**Objective A**
Could you copy the match preview word for word from "The pack might" to "hard to beat."?
**Objective B**
Answer these questions about the match preview:
(i) Which referee will be aware of Australia's concerns?
(ii) Which two players did Ireland keep out of the second Test?
(iii) What is the series score going into the final game?

-- start Document --

In Melbourne, the tourists were able to deny them the openings, but Michael Cheika and his backroom team have spent the last week working on strategies to get their hands on the ball for longer.

Ireland did well to keep David Pocock and Israel Folau out of the second Test, but repeating the trick will prove difficult.

Cheika has been focusing on Ireland's latch-carry, where the ball carrier is supported by the weight of a second player to win the collision, while he has also been drawing attention to Ireland's 'escort' lines to put Folau off his stride as he chases kicks. Referee Pascal Gauzere will be aware of their concerns, but Ireland insist they are doing nothing wrong.

The inclusion of tall blindside Lukhan Tui should strengthen the Wallaby lineout which has creaked thus far, while they will be determined to cut down their penalty count.

Ireland's mission is to put them under so much pressure that they are forced to infringe.

The pack might be missing a specialist No 7 but it is full of ball-carrying talent and set-piece excellence, Jack Conan's capacity to offload could free up some space in behind and the half-backs are the trump card. Conor Murray and Johnny Sexton have been outstanding all season and their capacity to calmly manage the game makes Ireland so hard to beat.

Australia have already managed it and have the ability to ramp up the pace of the game to a level that Ireland find uncomfortable.

Cheika is promising a physical approach.

"Everything depends on having the platform laid up front," he said.¶

"Nothing happens without that type of physicality and that type of accuracy around the attacking ruck to be able to launch any of these things."

Although O'Mahony spoke of an Irish fear that a failure to perform could result in a big defeat, it seems unlikely that either of this vintage series will be won at a canter.

It may be the end of a long season, the skipper is ready for one final push.

"There's 23 of us who have been picked to play for Ireland tomorrow, you know what I mean? That alone gives you all of the energy in the world. I know you've got to go and bring it and that's a different story," he said.

"It is the last day of the season and guys have got different knocks and bruises but that's just put to bed when you warm up.

"It just leaves your body. The buzz, during the week - there's nothing better, and that will drive you through any pain or tiredness that you might feel."

At 1-1, it is perfectly poised for a grand finale and victory would be a fitting end for a superb Irish season to conclude.

Australia have other ideas and their greater attacking threat could just edge a tight game at the death.

-- end Document --
-- start Data extract --

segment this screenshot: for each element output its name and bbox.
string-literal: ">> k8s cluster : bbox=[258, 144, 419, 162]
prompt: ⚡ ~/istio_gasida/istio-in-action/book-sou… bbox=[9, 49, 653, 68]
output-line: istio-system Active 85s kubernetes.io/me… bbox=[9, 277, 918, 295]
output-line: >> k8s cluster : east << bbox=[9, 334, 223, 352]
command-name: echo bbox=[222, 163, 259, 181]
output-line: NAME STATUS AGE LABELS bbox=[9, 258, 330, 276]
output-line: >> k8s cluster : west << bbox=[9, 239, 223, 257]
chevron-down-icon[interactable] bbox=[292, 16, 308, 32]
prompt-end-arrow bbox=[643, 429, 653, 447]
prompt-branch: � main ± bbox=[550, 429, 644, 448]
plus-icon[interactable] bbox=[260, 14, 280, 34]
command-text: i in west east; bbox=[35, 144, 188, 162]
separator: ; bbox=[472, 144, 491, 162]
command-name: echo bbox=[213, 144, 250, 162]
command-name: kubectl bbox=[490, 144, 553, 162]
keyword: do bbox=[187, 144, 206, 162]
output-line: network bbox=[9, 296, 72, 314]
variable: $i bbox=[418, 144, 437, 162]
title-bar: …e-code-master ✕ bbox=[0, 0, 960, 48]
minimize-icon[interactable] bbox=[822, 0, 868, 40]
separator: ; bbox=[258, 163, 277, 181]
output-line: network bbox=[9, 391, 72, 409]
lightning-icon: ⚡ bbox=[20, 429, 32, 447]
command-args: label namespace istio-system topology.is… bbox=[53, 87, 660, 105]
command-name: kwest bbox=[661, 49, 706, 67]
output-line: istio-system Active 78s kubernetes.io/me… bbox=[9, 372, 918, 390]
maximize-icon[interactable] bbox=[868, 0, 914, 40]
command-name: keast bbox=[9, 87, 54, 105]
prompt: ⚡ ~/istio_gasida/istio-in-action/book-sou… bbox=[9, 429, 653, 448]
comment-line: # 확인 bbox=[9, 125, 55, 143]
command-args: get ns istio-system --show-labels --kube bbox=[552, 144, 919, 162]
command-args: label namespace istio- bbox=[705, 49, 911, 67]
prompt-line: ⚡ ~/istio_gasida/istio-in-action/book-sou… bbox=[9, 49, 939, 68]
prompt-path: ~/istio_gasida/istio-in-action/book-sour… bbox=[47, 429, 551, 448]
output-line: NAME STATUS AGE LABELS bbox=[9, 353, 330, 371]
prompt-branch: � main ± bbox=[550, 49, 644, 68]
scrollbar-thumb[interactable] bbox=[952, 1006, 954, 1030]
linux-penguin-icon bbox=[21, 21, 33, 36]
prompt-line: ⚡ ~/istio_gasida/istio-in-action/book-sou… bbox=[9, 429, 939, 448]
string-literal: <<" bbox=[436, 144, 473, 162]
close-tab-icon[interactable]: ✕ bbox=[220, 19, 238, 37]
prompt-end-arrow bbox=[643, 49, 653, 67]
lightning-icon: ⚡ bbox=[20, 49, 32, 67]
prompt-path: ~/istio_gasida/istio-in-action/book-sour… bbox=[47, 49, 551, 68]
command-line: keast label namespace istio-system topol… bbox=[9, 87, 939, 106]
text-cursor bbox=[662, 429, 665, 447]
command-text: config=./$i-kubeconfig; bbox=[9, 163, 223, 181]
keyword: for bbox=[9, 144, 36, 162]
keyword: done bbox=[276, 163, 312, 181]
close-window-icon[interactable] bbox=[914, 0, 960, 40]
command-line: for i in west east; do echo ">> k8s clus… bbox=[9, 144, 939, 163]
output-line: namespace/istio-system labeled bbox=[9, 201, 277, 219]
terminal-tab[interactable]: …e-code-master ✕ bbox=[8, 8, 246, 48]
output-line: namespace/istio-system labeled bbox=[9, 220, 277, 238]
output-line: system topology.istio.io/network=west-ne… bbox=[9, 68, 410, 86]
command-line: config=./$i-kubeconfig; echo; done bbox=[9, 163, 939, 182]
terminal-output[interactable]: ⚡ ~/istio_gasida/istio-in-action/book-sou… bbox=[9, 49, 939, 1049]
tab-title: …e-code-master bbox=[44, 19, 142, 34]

-- end Data extract --

**Expected answer A**
The pack might be missing a specialist No 7 but it is full of ball-carrying talent and set-piece excellence, Jack Conan's capacity to offload could free up some space in behind and the half-backs are the trump card. Conor Murray and Johnny Sexton have been outstanding all season and their capacity to calmly manage the game makes Ireland so hard to beat.

**Expected answer B**
(i) Pascal Gauzere
(ii) David Pocock and Israel Folau
(iii) 1-1